● **WORK REQUEST**:
Records follow. Copy every line with "through".

*** Opening DATA IN THIS EXERCISE ***

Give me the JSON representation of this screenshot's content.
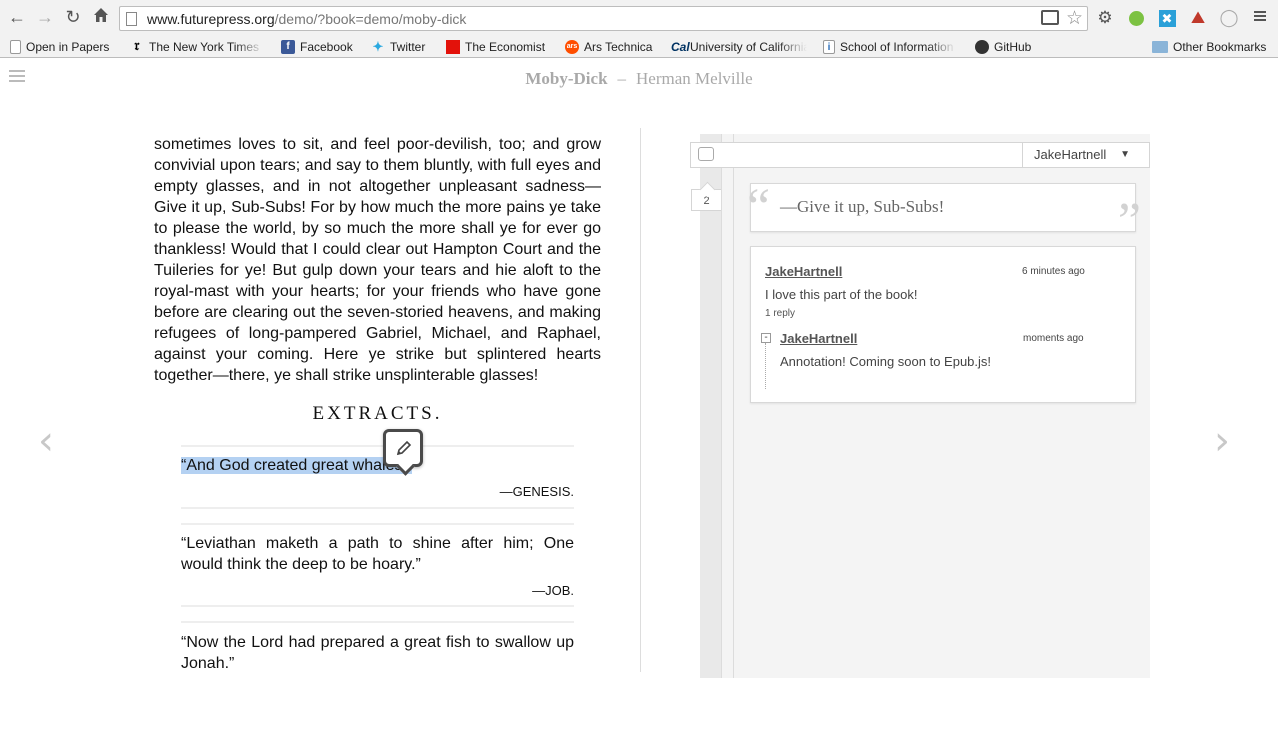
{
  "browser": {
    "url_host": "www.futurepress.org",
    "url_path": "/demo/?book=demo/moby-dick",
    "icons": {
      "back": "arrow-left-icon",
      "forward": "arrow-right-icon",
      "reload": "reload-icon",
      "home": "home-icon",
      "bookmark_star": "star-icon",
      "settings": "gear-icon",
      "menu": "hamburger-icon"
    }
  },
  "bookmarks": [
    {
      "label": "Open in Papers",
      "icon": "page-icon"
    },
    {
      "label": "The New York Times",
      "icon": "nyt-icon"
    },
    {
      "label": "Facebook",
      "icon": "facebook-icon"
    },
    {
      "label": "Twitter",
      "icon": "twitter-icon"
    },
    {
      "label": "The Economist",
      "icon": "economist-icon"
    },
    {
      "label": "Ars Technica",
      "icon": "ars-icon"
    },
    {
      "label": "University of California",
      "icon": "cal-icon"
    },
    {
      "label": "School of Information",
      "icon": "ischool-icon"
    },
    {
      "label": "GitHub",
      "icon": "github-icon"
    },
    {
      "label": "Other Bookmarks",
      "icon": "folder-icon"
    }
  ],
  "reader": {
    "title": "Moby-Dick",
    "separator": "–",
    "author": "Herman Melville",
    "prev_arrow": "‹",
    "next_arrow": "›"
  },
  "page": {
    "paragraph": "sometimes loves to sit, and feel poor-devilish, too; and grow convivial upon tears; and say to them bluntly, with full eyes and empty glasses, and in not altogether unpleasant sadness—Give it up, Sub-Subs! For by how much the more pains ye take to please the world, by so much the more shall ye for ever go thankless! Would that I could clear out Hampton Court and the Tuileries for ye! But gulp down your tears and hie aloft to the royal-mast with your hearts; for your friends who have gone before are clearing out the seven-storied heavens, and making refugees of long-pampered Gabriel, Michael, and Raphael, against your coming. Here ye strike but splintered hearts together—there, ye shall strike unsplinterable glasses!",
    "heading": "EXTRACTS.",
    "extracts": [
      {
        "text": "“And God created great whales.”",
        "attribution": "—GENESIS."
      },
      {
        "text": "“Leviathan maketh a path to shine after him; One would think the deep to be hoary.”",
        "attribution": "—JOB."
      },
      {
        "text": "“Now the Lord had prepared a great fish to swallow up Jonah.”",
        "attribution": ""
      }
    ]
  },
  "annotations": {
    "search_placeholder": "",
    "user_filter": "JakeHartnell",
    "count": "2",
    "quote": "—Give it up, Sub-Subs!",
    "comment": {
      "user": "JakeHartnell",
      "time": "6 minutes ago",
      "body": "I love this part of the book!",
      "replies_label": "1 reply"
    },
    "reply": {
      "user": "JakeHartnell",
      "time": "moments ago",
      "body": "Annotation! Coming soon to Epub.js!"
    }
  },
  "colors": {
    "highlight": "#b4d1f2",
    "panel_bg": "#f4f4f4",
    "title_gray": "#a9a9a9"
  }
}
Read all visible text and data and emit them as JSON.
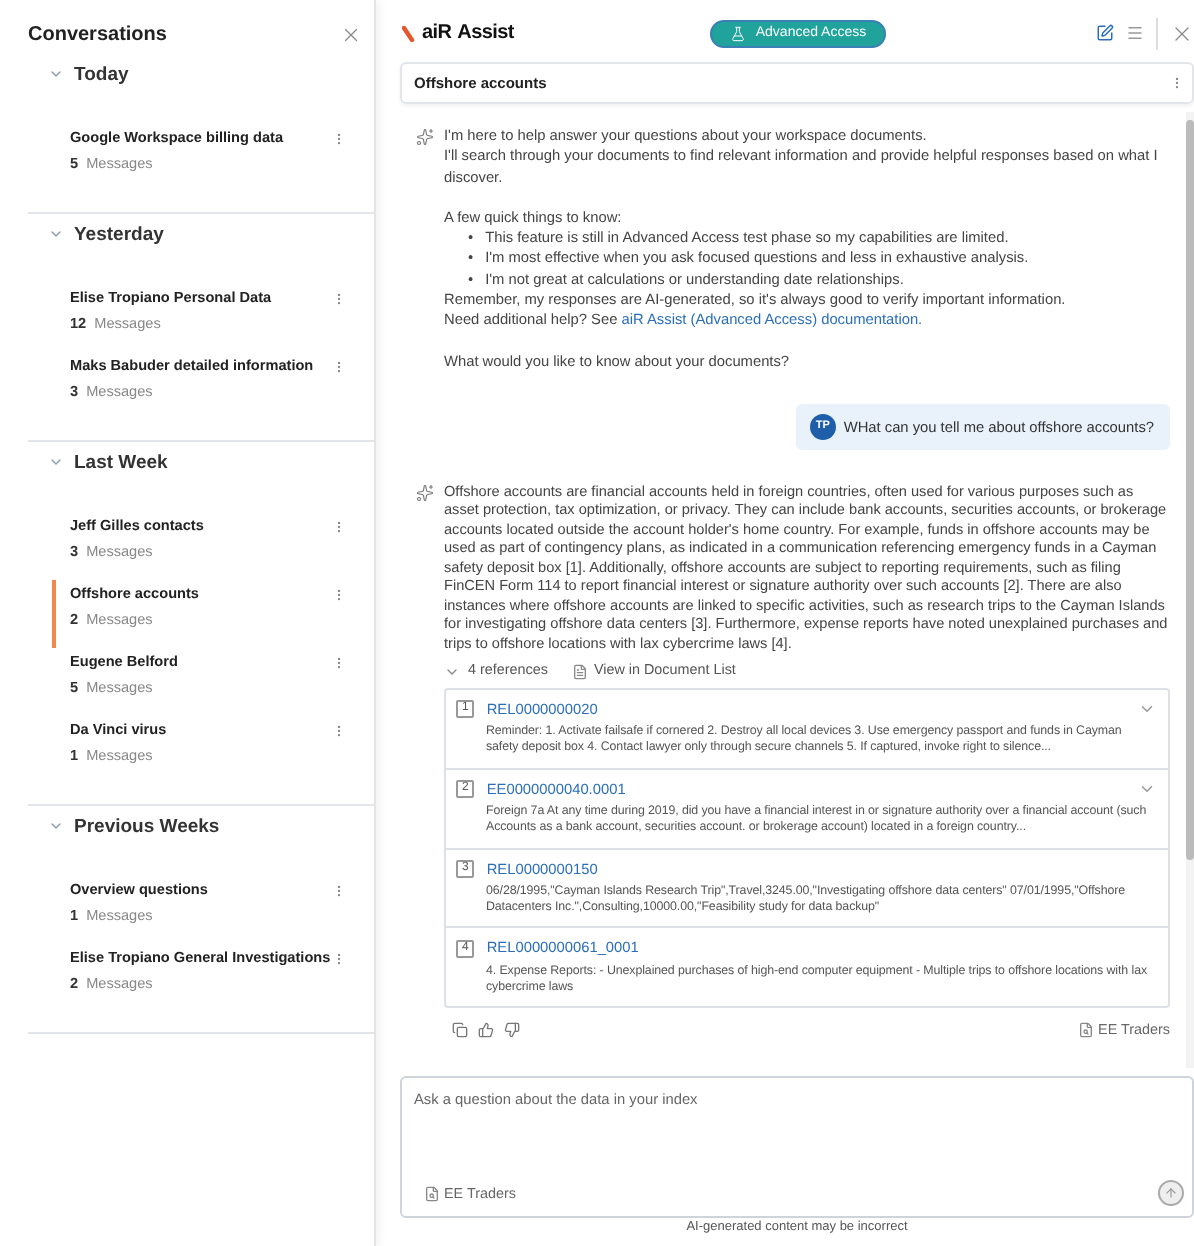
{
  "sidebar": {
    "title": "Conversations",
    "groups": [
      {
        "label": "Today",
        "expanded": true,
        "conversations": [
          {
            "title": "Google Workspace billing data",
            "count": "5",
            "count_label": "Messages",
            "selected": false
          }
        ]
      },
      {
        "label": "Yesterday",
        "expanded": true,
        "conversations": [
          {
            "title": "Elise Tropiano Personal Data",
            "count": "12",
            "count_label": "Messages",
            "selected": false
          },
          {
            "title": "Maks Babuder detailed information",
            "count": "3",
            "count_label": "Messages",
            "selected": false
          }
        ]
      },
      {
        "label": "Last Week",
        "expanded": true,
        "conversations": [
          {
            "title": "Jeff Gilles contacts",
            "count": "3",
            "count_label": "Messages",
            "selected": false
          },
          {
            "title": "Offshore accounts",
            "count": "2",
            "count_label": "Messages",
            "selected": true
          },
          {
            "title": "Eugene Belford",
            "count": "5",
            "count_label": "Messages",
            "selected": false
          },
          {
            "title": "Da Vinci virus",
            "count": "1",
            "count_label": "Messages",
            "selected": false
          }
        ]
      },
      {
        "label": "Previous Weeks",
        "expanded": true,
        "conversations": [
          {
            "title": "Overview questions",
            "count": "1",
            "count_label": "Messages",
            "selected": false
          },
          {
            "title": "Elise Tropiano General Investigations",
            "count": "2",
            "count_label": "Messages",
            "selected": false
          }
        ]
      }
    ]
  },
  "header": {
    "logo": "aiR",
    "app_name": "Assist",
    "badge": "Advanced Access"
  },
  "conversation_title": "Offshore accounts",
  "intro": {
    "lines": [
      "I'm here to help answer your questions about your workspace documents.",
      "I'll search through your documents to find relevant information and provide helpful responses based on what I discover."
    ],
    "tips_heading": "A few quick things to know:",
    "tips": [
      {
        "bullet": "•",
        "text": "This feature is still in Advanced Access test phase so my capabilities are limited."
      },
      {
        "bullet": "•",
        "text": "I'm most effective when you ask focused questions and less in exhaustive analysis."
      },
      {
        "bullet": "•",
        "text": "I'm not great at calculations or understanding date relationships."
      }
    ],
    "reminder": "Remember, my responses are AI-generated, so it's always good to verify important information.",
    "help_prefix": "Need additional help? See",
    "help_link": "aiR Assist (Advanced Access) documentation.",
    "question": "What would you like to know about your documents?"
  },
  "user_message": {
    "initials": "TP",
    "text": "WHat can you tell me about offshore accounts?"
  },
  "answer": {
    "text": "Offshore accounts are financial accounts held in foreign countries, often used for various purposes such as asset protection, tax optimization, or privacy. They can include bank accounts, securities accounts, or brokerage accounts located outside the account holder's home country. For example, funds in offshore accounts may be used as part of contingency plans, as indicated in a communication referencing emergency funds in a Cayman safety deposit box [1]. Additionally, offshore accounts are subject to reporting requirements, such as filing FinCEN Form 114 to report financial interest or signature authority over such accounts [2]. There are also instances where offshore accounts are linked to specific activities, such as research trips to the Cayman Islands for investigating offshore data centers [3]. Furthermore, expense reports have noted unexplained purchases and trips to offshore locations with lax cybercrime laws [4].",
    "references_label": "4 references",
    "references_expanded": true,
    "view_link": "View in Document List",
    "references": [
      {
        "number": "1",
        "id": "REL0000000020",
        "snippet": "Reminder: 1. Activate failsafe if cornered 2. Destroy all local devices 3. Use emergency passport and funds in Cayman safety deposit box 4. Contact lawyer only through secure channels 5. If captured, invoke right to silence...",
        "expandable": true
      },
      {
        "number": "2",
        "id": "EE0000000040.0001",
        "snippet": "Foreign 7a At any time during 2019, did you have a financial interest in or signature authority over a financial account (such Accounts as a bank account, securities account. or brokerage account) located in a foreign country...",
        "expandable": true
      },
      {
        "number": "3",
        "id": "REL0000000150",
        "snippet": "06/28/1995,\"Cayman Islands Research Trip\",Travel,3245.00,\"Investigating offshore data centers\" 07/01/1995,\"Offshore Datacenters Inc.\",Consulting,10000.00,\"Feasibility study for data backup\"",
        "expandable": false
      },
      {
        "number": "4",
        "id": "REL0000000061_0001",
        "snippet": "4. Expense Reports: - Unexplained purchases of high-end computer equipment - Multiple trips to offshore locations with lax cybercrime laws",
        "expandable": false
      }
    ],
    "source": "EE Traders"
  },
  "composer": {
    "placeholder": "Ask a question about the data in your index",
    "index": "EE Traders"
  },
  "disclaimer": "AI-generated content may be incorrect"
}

*** Closing DATA IN THIS EXERCISE ***
*** Opening DATA IN THIS EXERCISE ***

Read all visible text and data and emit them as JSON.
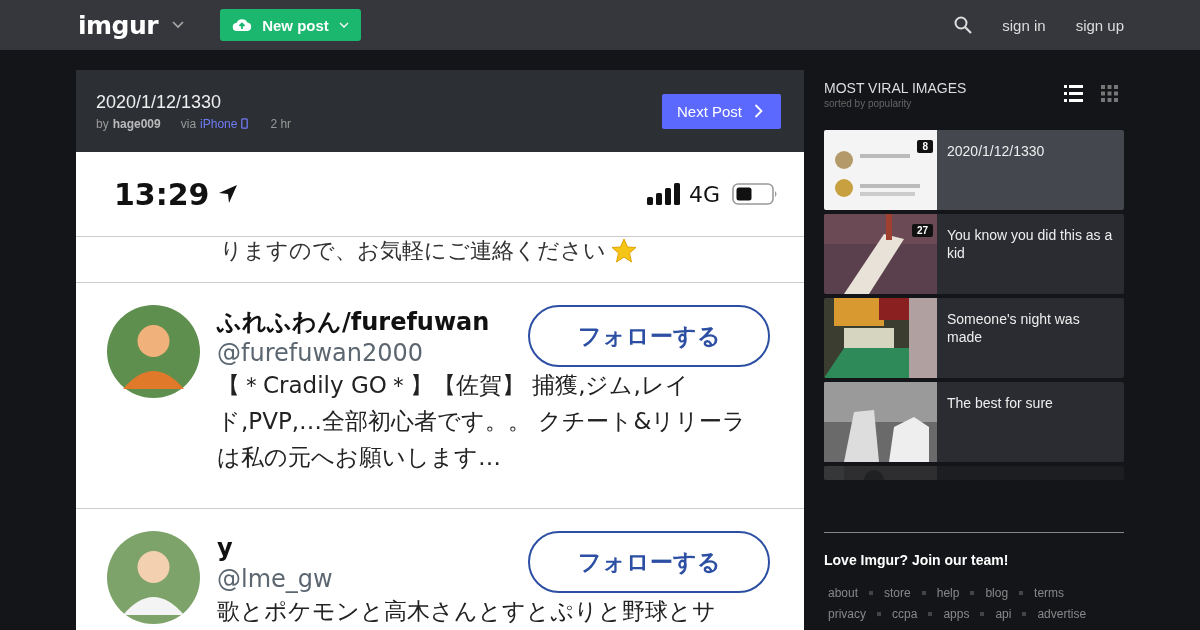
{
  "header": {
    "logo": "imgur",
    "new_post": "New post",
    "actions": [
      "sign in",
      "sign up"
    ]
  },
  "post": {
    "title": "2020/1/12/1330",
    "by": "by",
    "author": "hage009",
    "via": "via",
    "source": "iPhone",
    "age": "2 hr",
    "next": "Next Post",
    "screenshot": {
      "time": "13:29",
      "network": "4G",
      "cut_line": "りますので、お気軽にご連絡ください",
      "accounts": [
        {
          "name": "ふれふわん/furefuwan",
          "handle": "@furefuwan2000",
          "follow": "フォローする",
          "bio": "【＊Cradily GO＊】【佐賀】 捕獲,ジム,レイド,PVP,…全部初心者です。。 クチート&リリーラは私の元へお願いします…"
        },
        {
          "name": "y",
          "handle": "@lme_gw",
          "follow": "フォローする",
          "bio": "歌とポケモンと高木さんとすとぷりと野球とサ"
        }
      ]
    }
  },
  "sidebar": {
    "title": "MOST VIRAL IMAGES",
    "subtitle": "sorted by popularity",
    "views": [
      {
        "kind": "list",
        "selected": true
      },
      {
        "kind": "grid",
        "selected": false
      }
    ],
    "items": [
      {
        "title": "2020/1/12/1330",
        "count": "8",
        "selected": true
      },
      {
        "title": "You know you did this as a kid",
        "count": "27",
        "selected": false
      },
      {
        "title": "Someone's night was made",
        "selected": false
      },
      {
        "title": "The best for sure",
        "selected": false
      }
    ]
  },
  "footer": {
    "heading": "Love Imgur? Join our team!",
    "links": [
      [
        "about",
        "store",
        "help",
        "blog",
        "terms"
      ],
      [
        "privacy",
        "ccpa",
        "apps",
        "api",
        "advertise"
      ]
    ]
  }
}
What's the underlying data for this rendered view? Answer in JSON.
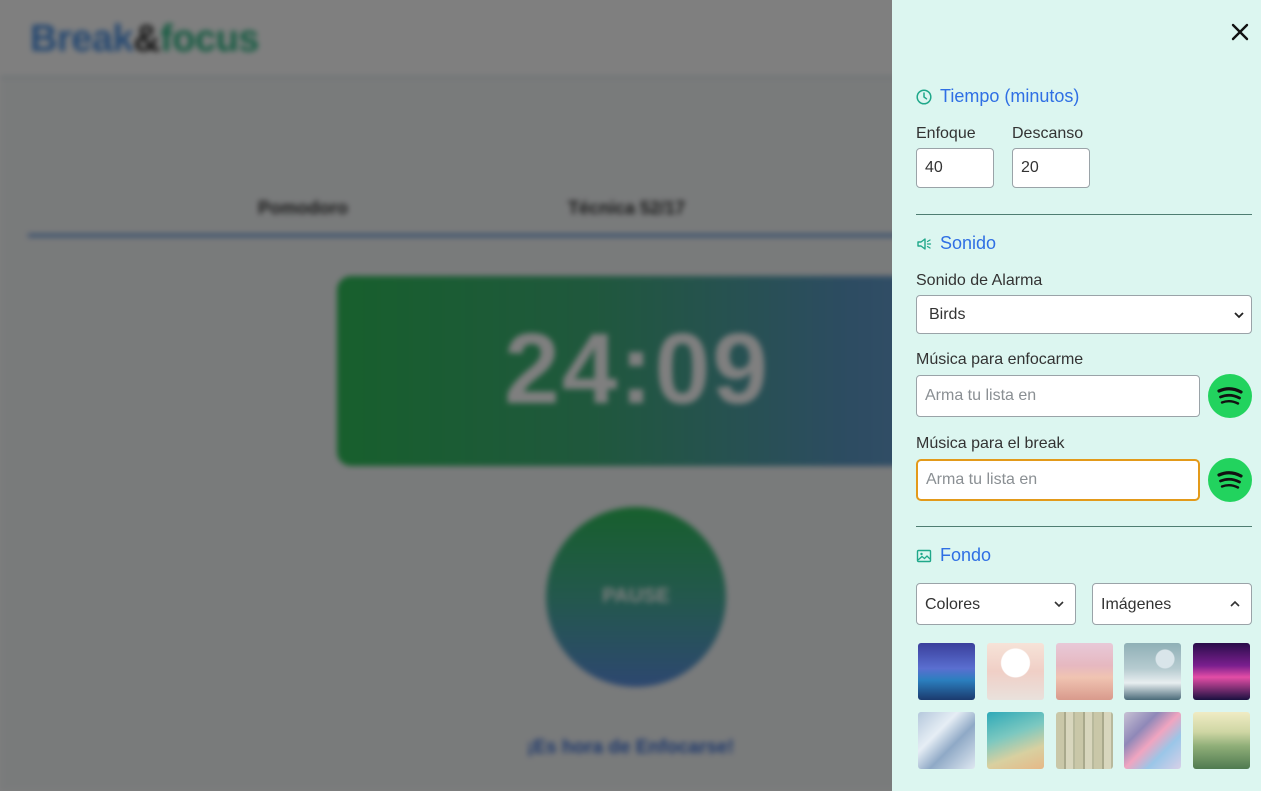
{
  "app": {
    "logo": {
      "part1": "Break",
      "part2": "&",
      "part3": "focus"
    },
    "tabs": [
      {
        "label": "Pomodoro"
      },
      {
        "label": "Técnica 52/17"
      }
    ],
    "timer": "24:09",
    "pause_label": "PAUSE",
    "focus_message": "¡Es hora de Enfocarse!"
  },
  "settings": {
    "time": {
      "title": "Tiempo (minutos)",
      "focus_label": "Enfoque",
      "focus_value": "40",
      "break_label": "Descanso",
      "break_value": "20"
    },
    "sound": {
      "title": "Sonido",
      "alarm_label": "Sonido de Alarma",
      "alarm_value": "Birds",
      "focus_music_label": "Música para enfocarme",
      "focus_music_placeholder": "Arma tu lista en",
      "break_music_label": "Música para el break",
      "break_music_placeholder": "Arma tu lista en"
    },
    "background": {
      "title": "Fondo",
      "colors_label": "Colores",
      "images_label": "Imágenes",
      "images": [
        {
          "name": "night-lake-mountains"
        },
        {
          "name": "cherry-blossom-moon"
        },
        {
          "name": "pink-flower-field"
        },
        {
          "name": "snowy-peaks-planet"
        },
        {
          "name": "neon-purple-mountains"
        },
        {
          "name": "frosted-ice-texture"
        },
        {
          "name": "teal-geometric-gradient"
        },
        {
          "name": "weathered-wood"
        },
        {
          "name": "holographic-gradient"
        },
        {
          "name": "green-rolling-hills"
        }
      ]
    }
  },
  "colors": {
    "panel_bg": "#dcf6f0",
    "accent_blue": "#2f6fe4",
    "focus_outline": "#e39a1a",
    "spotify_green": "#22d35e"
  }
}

*** Closing DATA IN THIS EXERCISE ***
*** Opening DATA IN THIS EXERCISE ***

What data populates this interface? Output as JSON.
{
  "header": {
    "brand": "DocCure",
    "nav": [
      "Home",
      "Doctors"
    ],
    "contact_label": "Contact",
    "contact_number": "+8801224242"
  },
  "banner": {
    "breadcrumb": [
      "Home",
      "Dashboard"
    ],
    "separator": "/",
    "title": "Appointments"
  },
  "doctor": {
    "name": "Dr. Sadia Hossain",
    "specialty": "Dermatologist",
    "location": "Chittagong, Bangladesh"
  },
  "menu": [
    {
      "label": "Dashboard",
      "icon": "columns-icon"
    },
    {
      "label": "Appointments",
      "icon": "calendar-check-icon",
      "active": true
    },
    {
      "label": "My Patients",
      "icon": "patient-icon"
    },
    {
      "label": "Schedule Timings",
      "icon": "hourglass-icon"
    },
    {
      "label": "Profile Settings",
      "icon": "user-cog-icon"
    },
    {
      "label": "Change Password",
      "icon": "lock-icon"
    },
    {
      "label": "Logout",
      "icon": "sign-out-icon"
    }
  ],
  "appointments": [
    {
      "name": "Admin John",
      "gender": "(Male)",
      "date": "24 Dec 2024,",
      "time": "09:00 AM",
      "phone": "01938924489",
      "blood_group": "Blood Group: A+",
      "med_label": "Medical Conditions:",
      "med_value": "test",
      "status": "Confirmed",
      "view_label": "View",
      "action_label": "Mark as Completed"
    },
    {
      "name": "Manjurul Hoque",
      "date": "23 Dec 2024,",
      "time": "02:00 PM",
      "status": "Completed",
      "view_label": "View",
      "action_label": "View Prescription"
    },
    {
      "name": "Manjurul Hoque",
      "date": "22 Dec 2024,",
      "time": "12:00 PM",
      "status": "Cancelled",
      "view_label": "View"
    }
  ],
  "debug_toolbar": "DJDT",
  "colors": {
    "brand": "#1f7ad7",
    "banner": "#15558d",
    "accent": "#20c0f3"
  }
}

*** Closing DATA IN THIS EXERCISE ***

● **ANSWER BELOW**:
      "I'll search through your documents to find relevant information and provide helpful responses based on what I discover."
        "snippet": "Reminder: 1. Activate failsafe if cornered 2. Destroy all local devices 3. Use emergency passport and funds in Cayman safety deposit box 4. Contact lawyer only through secure channels 5. If captured, invoke right to silence...",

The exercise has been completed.